- THE TASK
Transcribe all the entries word for word, but omit the images.

Collected data entries

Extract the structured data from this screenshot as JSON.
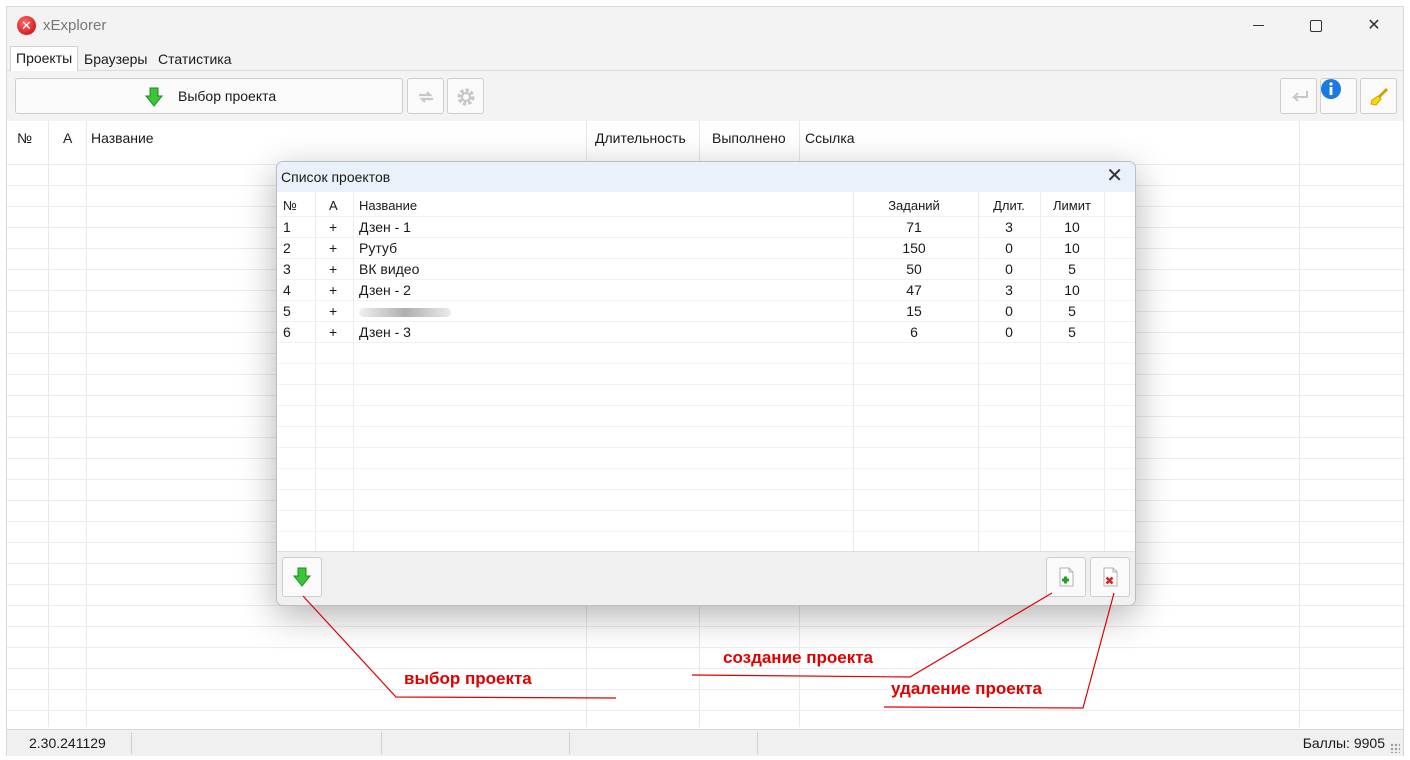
{
  "window": {
    "title": "xExplorer",
    "icon": "x-app-icon"
  },
  "tabs": [
    {
      "label": "Проекты",
      "active": true
    },
    {
      "label": "Браузеры",
      "active": false
    },
    {
      "label": "Статистика",
      "active": false
    }
  ],
  "toolbar": {
    "select_project_label": "Выбор проекта",
    "icons": [
      "green-down-arrow-icon",
      "swap-arrows-icon",
      "gear-icon",
      "return-arrow-icon",
      "info-icon",
      "brush-icon"
    ]
  },
  "main_table": {
    "columns": [
      "№",
      "A",
      "Название",
      "Длительность",
      "Выполнено",
      "Ссылка"
    ]
  },
  "dialog": {
    "title": "Список проектов",
    "columns": [
      "№",
      "A",
      "Название",
      "Заданий",
      "Длит.",
      "Лимит"
    ],
    "rows": [
      {
        "num": "1",
        "active": "+",
        "name": "Дзен - 1",
        "tasks": "71",
        "duration": "3",
        "limit": "10"
      },
      {
        "num": "2",
        "active": "+",
        "name": "Рутуб",
        "tasks": "150",
        "duration": "0",
        "limit": "10"
      },
      {
        "num": "3",
        "active": "+",
        "name": "ВК видео",
        "tasks": "50",
        "duration": "0",
        "limit": "5"
      },
      {
        "num": "4",
        "active": "+",
        "name": "Дзен - 2",
        "tasks": "47",
        "duration": "3",
        "limit": "10"
      },
      {
        "num": "5",
        "active": "+",
        "name": "",
        "tasks": "15",
        "duration": "0",
        "limit": "5"
      },
      {
        "num": "6",
        "active": "+",
        "name": "Дзен - 3",
        "tasks": "6",
        "duration": "0",
        "limit": "5"
      }
    ]
  },
  "annotations": {
    "select": "выбор проекта",
    "create": "создание проекта",
    "delete": "удаление проекта",
    "color": "#e00000"
  },
  "statusbar": {
    "version": "2.30.241129",
    "score": "Баллы: 9905"
  }
}
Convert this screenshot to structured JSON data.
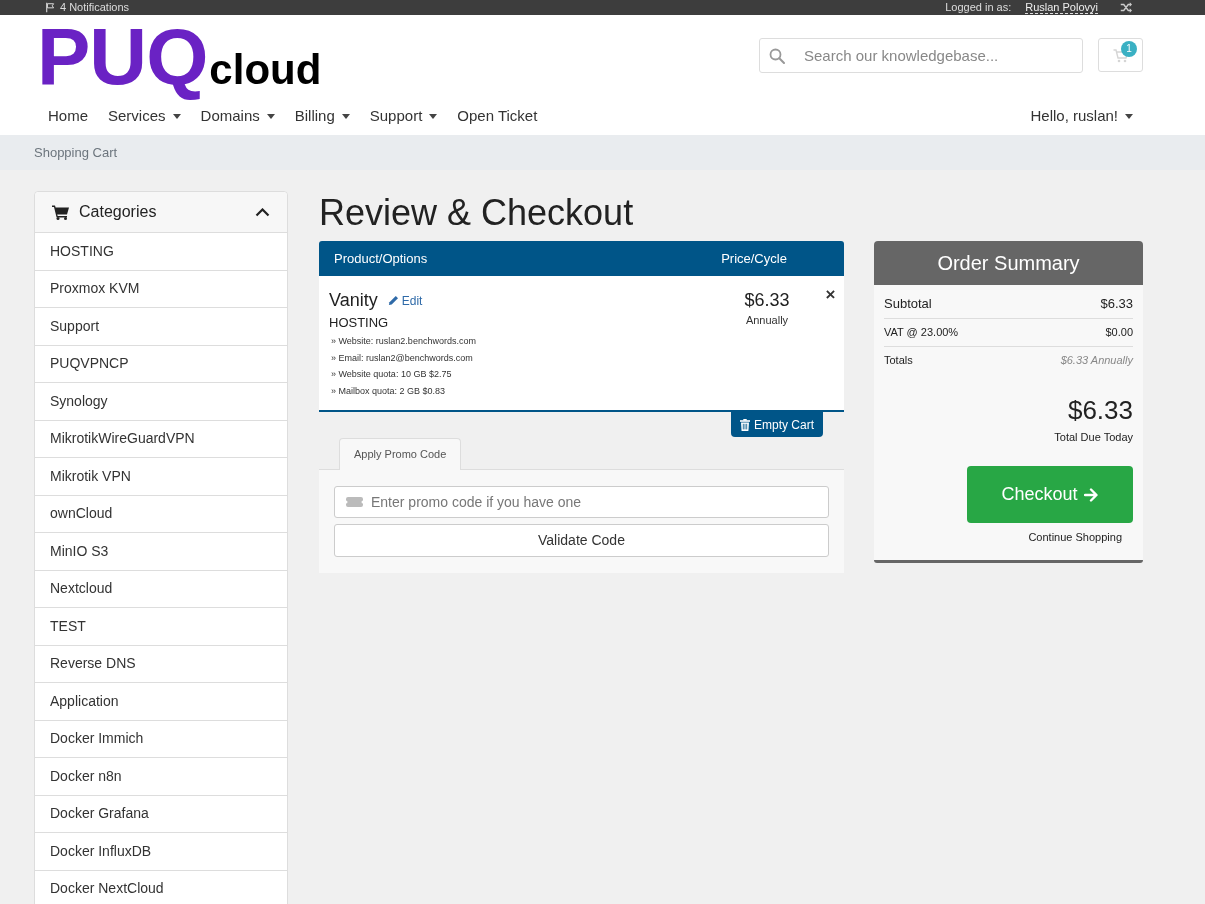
{
  "top_bar": {
    "notifications": "4 Notifications",
    "logged_in_label": "Logged in as:",
    "user_name": "Ruslan Polovyi"
  },
  "header": {
    "logo": {
      "main": "PUQ",
      "suffix": "cloud"
    },
    "search": {
      "placeholder": "Search our knowledgebase..."
    },
    "cart_count": "1"
  },
  "nav": {
    "items": [
      {
        "label": "Home",
        "dropdown": false
      },
      {
        "label": "Services",
        "dropdown": true
      },
      {
        "label": "Domains",
        "dropdown": true
      },
      {
        "label": "Billing",
        "dropdown": true
      },
      {
        "label": "Support",
        "dropdown": true
      },
      {
        "label": "Open Ticket",
        "dropdown": false
      }
    ],
    "account": {
      "label": "Hello, ruslan!",
      "dropdown": true
    }
  },
  "breadcrumb": "Shopping Cart",
  "sidebar": {
    "title": "Categories",
    "expanded": true,
    "items": [
      "HOSTING",
      "Proxmox KVM",
      "Support",
      "PUQVPNCP",
      "Synology",
      "MikrotikWireGuardVPN",
      "Mikrotik VPN",
      "ownCloud",
      "MinIO S3",
      "Nextcloud",
      "TEST",
      "Reverse DNS",
      "Application",
      "Docker Immich",
      "Docker n8n",
      "Docker Grafana",
      "Docker InfluxDB",
      "Docker NextCloud"
    ]
  },
  "page_title": "Review & Checkout",
  "cart": {
    "columns": [
      "Product/Options",
      "Price/Cycle"
    ],
    "items": [
      {
        "name": "Vanity",
        "edit": "Edit",
        "group": "HOSTING",
        "options": [
          "» Website: ruslan2.benchwords.com",
          "» Email: ruslan2@benchwords.com",
          "» Website quota: 10 GB $2.75",
          "» Mailbox quota: 2 GB $0.83"
        ],
        "price": "$6.33",
        "cycle": "Annually",
        "remove": "×"
      }
    ],
    "empty_button": "Empty Cart"
  },
  "promo": {
    "tabs": [
      {
        "label": "Apply Promo Code",
        "selected": true
      }
    ],
    "placeholder": "Enter promo code if you have one",
    "button": "Validate Code"
  },
  "summary": {
    "title": "Order Summary",
    "rows": [
      {
        "kind": "subtotal",
        "label": "Subtotal",
        "value": "$6.33"
      },
      {
        "kind": "tax",
        "label": "VAT @ 23.00%",
        "value": "$0.00"
      },
      {
        "kind": "recurring",
        "label": "Totals",
        "value": "$6.33 Annually"
      }
    ],
    "total": "$6.33",
    "total_label": "Total Due Today",
    "checkout": "Checkout",
    "continue": "Continue Shopping"
  }
}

- RESULT
Extract the structured data from this screenshot as JSON.
{
  "window": {
    "title": "xExplorer",
    "icon": "x-app-icon"
  },
  "tabs": [
    {
      "label": "Проекты",
      "active": true
    },
    {
      "label": "Браузеры",
      "active": false
    },
    {
      "label": "Статистика",
      "active": false
    }
  ],
  "toolbar": {
    "select_project_label": "Выбор проекта",
    "icons": [
      "green-down-arrow-icon",
      "swap-arrows-icon",
      "gear-icon",
      "return-arrow-icon",
      "info-icon",
      "brush-icon"
    ]
  },
  "main_table": {
    "columns": [
      "№",
      "A",
      "Название",
      "Длительность",
      "Выполнено",
      "Ссылка"
    ]
  },
  "dialog": {
    "title": "Список проектов",
    "columns": [
      "№",
      "A",
      "Название",
      "Заданий",
      "Длит.",
      "Лимит"
    ],
    "rows": [
      {
        "num": "1",
        "active": "+",
        "name": "Дзен - 1",
        "tasks": "71",
        "duration": "3",
        "limit": "10"
      },
      {
        "num": "2",
        "active": "+",
        "name": "Рутуб",
        "tasks": "150",
        "duration": "0",
        "limit": "10"
      },
      {
        "num": "3",
        "active": "+",
        "name": "ВК видео",
        "tasks": "50",
        "duration": "0",
        "limit": "5"
      },
      {
        "num": "4",
        "active": "+",
        "name": "Дзен - 2",
        "tasks": "47",
        "duration": "3",
        "limit": "10"
      },
      {
        "num": "5",
        "active": "+",
        "name": "",
        "tasks": "15",
        "duration": "0",
        "limit": "5"
      },
      {
        "num": "6",
        "active": "+",
        "name": "Дзен - 3",
        "tasks": "6",
        "duration": "0",
        "limit": "5"
      }
    ]
  },
  "annotations": {
    "select": "выбор проекта",
    "create": "создание проекта",
    "delete": "удаление проекта",
    "color": "#e00000"
  },
  "statusbar": {
    "version": "2.30.241129",
    "score": "Баллы: 9905"
  }
}
Convert this screenshot to structured JSON data.
{
  "top_bar": {
    "notifications": "4 Notifications",
    "logged_in_label": "Logged in as:",
    "user_name": "Ruslan Polovyi"
  },
  "header": {
    "logo": {
      "main": "PUQ",
      "suffix": "cloud"
    },
    "search": {
      "placeholder": "Search our knowledgebase..."
    },
    "cart_count": "1"
  },
  "nav": {
    "items": [
      {
        "label": "Home",
        "dropdown": false
      },
      {
        "label": "Services",
        "dropdown": true
      },
      {
        "label": "Domains",
        "dropdown": true
      },
      {
        "label": "Billing",
        "dropdown": true
      },
      {
        "label": "Support",
        "dropdown": true
      },
      {
        "label": "Open Ticket",
        "dropdown": false
      }
    ],
    "account": {
      "label": "Hello, ruslan!",
      "dropdown": true
    }
  },
  "breadcrumb": "Shopping Cart",
  "sidebar": {
    "title": "Categories",
    "expanded": true,
    "items": [
      "HOSTING",
      "Proxmox KVM",
      "Support",
      "PUQVPNCP",
      "Synology",
      "MikrotikWireGuardVPN",
      "Mikrotik VPN",
      "ownCloud",
      "MinIO S3",
      "Nextcloud",
      "TEST",
      "Reverse DNS",
      "Application",
      "Docker Immich",
      "Docker n8n",
      "Docker Grafana",
      "Docker InfluxDB",
      "Docker NextCloud"
    ]
  },
  "page_title": "Review & Checkout",
  "cart": {
    "columns": [
      "Product/Options",
      "Price/Cycle"
    ],
    "items": [
      {
        "name": "Vanity",
        "edit": "Edit",
        "group": "HOSTING",
        "options": [
          "» Website: ruslan2.benchwords.com",
          "» Email: ruslan2@benchwords.com",
          "» Website quota: 10 GB $2.75",
          "» Mailbox quota: 2 GB $0.83"
        ],
        "price": "$6.33",
        "cycle": "Annually",
        "remove": "×"
      }
    ],
    "empty_button": "Empty Cart"
  },
  "promo": {
    "tabs": [
      {
        "label": "Apply Promo Code",
        "selected": true
      }
    ],
    "placeholder": "Enter promo code if you have one",
    "button": "Validate Code"
  },
  "summary": {
    "title": "Order Summary",
    "rows": [
      {
        "kind": "subtotal",
        "label": "Subtotal",
        "value": "$6.33"
      },
      {
        "kind": "tax",
        "label": "VAT @ 23.00%",
        "value": "$0.00"
      },
      {
        "kind": "recurring",
        "label": "Totals",
        "value": "$6.33 Annually"
      }
    ],
    "total": "$6.33",
    "total_label": "Total Due Today",
    "checkout": "Checkout",
    "continue": "Continue Shopping"
  }
}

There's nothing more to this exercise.